# SUPPLIED RECORDS

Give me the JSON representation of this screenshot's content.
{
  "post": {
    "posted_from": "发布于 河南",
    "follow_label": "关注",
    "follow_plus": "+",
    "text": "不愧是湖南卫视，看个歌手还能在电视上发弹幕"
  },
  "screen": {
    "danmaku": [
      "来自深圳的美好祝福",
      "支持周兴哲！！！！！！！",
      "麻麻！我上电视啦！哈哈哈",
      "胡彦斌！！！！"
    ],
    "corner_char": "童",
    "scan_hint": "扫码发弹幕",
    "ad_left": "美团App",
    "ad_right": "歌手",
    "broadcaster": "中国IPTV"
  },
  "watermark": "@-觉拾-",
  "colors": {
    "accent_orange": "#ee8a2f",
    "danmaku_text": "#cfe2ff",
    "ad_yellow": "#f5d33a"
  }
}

# SHORT EXERCISE
Extract each entry in full, exactly as given.

# OUTPUT OF THE TASK
Give me the JSON representation of this screenshot's content.
{
  "post": {
    "posted_from": "发布于 河南",
    "follow_label": "关注",
    "follow_plus": "+",
    "text": "不愧是湖南卫视，看个歌手还能在电视上发弹幕"
  },
  "screen": {
    "danmaku": [
      "来自深圳的美好祝福",
      "支持周兴哲！！！！！！！",
      "麻麻！我上电视啦！哈哈哈",
      "胡彦斌！！！！"
    ],
    "corner_char": "童",
    "scan_hint": "扫码发弹幕",
    "ad_left": "美团App",
    "ad_right": "歌手",
    "broadcaster": "中国IPTV"
  },
  "watermark": "@-觉拾-",
  "colors": {
    "accent_orange": "#ee8a2f",
    "danmaku_text": "#cfe2ff",
    "ad_yellow": "#f5d33a"
  }
}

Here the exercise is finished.